The UK suspended ceilings and partitioning systems market was worth an estimated £283m in 2020, having declined by an estimated 16% due to the impact of the pandemic. The overall market for suspended ceiling and partitioning products is relatively mature and primarily dependent on construction and refurbishment activity in the non-domestic sector, particularly offices, education, retail, entertainment & leisure, and health.
Suspended ceilings are typically installed towards the end of a construction project and partitions are generally fitted upon tenant occupation, so there is a delayed impact compared to changes in construction levels. The market experienced growth to 2018 and was relatively static in 2019, before declining significantly in 2020, primarily due to the impact of the Covid-19 pandemic.
Following the initial lockdown, construction levels recovered throughout 2020 and have continued into 2021 as government guidance indicated that the manufacturing and construction sectors could continue to work. This led to an improvement in market performance improve with growth forecast for the year to 31 December 2021.

## Apply what you read
1 > Render this sentence from the market overview on UK suspended ceilings and partitioning into French: "Suspended ceilings are typically installed towards the end of a construction project and partitions are generally fitted upon tenant occupation, so there is a delayed impact compared to changes in construction levels."
2 > Pick up the market overview on UK suspended ceilings and partitioning after its final sentence and carry it forward.

## Data extracts
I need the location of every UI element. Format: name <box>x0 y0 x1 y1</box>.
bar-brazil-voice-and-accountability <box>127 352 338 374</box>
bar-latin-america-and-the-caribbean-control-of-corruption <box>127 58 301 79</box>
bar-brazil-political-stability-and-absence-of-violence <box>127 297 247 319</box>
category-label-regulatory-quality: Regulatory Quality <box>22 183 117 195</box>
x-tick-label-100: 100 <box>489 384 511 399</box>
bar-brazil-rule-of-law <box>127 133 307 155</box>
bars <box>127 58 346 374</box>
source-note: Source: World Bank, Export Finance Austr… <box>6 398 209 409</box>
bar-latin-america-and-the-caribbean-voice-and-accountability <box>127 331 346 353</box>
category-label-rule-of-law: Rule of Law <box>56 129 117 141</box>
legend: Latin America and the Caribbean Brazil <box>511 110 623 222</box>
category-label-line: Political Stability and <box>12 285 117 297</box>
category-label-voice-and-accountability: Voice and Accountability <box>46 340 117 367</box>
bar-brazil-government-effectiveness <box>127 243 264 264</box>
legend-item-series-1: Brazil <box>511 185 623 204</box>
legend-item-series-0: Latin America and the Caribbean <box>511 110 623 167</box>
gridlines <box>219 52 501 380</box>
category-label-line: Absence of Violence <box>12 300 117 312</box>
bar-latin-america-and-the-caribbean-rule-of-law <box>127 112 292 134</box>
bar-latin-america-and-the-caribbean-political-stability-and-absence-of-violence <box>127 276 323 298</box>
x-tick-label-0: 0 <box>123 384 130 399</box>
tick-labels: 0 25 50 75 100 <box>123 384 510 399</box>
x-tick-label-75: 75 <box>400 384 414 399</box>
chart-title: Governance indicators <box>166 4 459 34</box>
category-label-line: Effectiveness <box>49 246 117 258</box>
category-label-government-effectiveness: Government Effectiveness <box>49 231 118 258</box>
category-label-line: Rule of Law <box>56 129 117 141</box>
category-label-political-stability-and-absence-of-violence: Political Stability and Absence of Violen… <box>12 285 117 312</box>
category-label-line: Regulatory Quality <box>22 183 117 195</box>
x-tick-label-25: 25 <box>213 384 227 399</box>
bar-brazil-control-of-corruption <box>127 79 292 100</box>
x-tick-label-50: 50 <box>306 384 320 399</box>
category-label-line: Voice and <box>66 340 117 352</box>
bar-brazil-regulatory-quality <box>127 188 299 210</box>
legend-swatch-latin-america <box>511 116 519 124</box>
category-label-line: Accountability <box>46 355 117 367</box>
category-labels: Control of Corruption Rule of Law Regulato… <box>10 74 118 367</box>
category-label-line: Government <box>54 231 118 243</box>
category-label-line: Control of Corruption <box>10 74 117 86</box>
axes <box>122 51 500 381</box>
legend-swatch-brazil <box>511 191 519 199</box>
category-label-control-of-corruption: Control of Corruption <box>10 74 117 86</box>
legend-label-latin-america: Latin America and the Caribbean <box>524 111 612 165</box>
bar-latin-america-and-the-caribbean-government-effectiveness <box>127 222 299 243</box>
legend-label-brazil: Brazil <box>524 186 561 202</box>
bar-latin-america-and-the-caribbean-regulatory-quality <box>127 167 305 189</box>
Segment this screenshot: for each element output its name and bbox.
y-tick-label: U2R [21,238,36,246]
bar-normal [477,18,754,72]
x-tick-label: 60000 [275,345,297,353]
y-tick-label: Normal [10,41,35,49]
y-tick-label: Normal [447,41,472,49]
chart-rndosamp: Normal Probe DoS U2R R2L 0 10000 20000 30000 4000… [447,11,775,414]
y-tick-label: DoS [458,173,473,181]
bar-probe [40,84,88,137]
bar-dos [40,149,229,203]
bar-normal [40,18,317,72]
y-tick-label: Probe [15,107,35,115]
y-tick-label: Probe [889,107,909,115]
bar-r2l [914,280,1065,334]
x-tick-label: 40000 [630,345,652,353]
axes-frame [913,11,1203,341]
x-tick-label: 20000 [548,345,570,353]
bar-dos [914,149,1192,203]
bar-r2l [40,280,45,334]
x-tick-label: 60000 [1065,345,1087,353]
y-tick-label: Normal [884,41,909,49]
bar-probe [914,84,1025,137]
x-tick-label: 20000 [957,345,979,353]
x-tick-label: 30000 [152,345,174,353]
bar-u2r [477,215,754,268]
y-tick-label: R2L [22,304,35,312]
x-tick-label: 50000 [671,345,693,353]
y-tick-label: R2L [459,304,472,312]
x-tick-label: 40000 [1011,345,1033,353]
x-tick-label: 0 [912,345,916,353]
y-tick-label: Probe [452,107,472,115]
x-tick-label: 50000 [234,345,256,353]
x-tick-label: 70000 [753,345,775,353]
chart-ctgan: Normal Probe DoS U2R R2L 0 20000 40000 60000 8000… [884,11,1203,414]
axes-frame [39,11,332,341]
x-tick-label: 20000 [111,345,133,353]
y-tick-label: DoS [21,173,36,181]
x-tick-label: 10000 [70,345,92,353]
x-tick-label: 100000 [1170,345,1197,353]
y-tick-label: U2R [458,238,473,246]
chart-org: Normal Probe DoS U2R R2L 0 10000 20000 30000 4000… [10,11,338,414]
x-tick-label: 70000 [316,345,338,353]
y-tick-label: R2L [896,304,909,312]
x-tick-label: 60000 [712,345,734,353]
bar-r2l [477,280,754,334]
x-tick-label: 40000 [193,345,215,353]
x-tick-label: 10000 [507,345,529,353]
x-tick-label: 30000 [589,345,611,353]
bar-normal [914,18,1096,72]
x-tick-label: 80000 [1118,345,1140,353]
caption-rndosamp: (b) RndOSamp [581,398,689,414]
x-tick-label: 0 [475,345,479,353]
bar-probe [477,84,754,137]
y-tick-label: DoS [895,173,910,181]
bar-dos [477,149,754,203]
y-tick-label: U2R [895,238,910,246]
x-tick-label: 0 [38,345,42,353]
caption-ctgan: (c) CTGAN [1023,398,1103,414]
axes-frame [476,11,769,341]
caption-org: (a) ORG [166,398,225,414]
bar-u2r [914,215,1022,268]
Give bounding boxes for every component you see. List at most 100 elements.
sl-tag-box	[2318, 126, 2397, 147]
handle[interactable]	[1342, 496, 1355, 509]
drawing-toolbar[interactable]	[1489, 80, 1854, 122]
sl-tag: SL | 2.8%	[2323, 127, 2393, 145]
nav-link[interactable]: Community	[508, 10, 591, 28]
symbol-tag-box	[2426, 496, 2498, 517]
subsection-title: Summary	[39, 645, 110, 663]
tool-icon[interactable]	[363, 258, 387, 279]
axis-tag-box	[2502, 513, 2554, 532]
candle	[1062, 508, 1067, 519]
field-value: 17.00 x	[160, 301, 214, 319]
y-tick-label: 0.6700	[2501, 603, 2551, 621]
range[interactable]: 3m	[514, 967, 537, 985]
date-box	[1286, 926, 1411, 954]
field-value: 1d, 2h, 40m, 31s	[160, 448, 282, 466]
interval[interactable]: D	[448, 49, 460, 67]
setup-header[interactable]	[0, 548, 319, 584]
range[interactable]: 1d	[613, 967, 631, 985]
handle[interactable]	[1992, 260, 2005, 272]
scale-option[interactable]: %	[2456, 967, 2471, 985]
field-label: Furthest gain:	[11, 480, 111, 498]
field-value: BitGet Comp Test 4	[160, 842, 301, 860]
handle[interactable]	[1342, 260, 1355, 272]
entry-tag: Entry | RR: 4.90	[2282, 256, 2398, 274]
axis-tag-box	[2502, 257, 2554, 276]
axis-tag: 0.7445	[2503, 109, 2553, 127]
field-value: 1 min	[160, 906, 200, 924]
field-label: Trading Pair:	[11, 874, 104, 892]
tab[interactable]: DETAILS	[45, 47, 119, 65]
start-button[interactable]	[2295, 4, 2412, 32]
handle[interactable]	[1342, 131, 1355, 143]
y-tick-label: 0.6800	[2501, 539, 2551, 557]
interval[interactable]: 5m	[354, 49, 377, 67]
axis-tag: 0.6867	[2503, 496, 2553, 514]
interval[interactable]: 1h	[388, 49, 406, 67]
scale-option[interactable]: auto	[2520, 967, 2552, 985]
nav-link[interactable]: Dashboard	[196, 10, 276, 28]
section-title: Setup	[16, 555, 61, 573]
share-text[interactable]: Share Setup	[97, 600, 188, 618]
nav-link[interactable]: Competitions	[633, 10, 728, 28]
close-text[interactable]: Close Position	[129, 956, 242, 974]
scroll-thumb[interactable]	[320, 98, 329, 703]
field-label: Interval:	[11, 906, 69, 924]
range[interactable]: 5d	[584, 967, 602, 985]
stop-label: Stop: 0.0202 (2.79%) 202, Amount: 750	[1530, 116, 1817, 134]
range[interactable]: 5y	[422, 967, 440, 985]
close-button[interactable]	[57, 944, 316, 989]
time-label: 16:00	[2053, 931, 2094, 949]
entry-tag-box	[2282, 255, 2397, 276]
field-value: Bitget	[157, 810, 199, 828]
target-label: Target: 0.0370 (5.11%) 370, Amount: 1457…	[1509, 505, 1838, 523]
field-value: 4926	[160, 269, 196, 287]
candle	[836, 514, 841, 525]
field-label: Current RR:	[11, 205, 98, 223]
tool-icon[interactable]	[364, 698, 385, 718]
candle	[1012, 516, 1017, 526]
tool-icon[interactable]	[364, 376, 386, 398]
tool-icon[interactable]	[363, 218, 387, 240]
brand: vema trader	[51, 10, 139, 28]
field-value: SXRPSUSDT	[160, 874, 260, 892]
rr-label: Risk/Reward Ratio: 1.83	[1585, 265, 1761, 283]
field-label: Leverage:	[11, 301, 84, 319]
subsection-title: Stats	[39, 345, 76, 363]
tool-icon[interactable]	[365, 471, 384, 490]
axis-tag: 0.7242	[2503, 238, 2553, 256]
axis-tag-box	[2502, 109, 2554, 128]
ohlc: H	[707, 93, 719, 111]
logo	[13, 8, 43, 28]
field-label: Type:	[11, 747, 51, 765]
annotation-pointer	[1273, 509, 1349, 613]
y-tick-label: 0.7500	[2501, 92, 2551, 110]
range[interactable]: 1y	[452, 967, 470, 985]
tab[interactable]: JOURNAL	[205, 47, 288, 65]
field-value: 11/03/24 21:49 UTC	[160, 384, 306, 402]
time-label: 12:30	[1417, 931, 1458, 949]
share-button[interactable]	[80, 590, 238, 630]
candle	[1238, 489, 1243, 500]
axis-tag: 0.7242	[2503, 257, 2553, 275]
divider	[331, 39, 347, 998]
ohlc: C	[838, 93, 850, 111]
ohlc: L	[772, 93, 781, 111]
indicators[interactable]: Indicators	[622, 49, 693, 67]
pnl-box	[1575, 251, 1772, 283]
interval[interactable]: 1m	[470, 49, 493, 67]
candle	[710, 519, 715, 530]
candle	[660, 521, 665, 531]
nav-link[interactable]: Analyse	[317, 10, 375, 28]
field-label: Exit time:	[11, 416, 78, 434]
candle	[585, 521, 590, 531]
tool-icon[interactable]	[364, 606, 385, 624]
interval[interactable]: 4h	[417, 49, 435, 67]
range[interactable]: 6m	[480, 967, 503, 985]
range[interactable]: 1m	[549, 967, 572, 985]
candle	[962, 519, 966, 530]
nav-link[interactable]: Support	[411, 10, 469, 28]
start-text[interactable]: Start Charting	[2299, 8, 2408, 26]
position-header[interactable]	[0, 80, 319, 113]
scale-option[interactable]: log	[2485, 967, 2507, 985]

## Responses per task
1 > Les faux plafonds sont généralement installés vers la fin d'un projet de construction et les cloisons sont habituellement posées lors de l'entrée des locataires dans les lieux, de sorte que l'impact se fait sentir avec un décalage par rapport à l'évolution des niveaux de construction.

2 >
During 2020, the pandemic significantly impacted market growth levels, particularly during the first national lockdown from mid-March. At the peak impact of the Covid-19 lockdown measures in the Q2 2020 many working sites were closed although some activity resumed relatively with the easing of lockdown. Despite the implementation of social distancing measures, overall construction and RMI output grew during H2 2020. For the year, however, it is estimated that the suspended ceilings and partitions market fell by around 16% in 2020.
Perhaps one of the most significant developments due to the 2020 lockdowns was the change in working patterns, with people working from home where possible. Any permanent shift in where and how people work is likely to have a lasting impact on the market. The office sector was changing prior to the pandemic but faster adoption of more flexible patterns may accelerate this movement further. Construction in the office sector has fluctuated since 2016, being on a downward trajectory overall. Many companies are reviewing their need and use for office space. Recently ministers have said they want to consider proposals for giving office staff a ‘default’ right to work from home. However, there are concerns by some that this would allow companies to employ workers from abroad, which may impact employment levels in the UK.
Alex Blagden, Senior Research Analyst at AMA Research, comments
“One of the key factors expected to impact on future demand for suspended ceilings and partitioning is the current change in working practices in offices, largely brought about by the pandemic. While some employers have been encouraging staff to return to the office in 2021, others have – including some major employers – have permanently closed many of their offices and/or changed working practices to full-time or part-time remote working.”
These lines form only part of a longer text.